(Stored items)
━━━━━━━━━━━━━━━━━━━━

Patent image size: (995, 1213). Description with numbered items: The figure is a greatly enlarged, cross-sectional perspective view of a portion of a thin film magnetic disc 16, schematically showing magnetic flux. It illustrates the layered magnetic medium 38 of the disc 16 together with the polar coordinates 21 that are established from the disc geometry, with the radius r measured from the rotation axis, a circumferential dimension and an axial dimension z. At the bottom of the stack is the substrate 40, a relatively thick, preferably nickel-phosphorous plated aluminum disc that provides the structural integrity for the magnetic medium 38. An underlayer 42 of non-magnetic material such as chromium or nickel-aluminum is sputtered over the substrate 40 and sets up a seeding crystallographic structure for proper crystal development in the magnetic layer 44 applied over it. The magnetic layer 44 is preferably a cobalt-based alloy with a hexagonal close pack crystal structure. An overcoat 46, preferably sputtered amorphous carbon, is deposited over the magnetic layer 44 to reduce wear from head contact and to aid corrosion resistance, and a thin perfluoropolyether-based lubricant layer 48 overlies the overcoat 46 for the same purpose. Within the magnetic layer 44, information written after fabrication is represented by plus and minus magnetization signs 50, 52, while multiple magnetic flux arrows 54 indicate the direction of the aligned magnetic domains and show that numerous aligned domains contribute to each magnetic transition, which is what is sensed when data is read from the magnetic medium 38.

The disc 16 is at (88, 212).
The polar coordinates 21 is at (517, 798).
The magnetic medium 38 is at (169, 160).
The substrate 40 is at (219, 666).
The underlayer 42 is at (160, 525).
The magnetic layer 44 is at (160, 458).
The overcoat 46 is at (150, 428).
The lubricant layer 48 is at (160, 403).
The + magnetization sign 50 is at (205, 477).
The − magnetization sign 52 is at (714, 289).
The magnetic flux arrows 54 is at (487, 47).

━━━━━━━━━━━━━━━━━━━━

**EXERCISE DESCRIPTION:** Print all of the data above verbatim, line for line, without altering anything.

**FULL OUTPUT:**
Patent image size: (995, 1213). Description with numbered items: The figure is a greatly enlarged, cross-sectional perspective view of a portion of a thin film magnetic disc 16, schematically showing magnetic flux. It illustrates the layered magnetic medium 38 of the disc 16 together with the polar coordinates 21 that are established from the disc geometry, with the radius r measured from the rotation axis, a circumferential dimension and an axial dimension z. At the bottom of the stack is the substrate 40, a relatively thick, preferably nickel-phosphorous plated aluminum disc that provides the structural integrity for the magnetic medium 38. An underlayer 42 of non-magnetic material such as chromium or nickel-aluminum is sputtered over the substrate 40 and sets up a seeding crystallographic structure for proper crystal development in the magnetic layer 44 applied over it. The magnetic layer 44 is preferably a cobalt-based alloy with a hexagonal close pack crystal structure. An overcoat 46, preferably sputtered amorphous carbon, is deposited over the magnetic layer 44 to reduce wear from head contact and to aid corrosion resistance, and a thin perfluoropolyether-based lubricant layer 48 overlies the overcoat 46 for the same purpose. Within the magnetic layer 44, information written after fabrication is represented by plus and minus magnetization signs 50, 52, while multiple magnetic flux arrows 54 indicate the direction of the aligned magnetic domains and show that numerous aligned domains contribute to each magnetic transition, which is what is sensed when data is read from the magnetic medium 38.

The disc 16 is at (88, 212).
The polar coordinates 21 is at (517, 798).
The magnetic medium 38 is at (169, 160).
The substrate 40 is at (219, 666).
The underlayer 42 is at (160, 525).
The magnetic layer 44 is at (160, 458).
The overcoat 46 is at (150, 428).
The lubricant layer 48 is at (160, 403).
The + magnetization sign 50 is at (205, 477).
The − magnetization sign 52 is at (714, 289).
The magnetic flux arrows 54 is at (487, 47).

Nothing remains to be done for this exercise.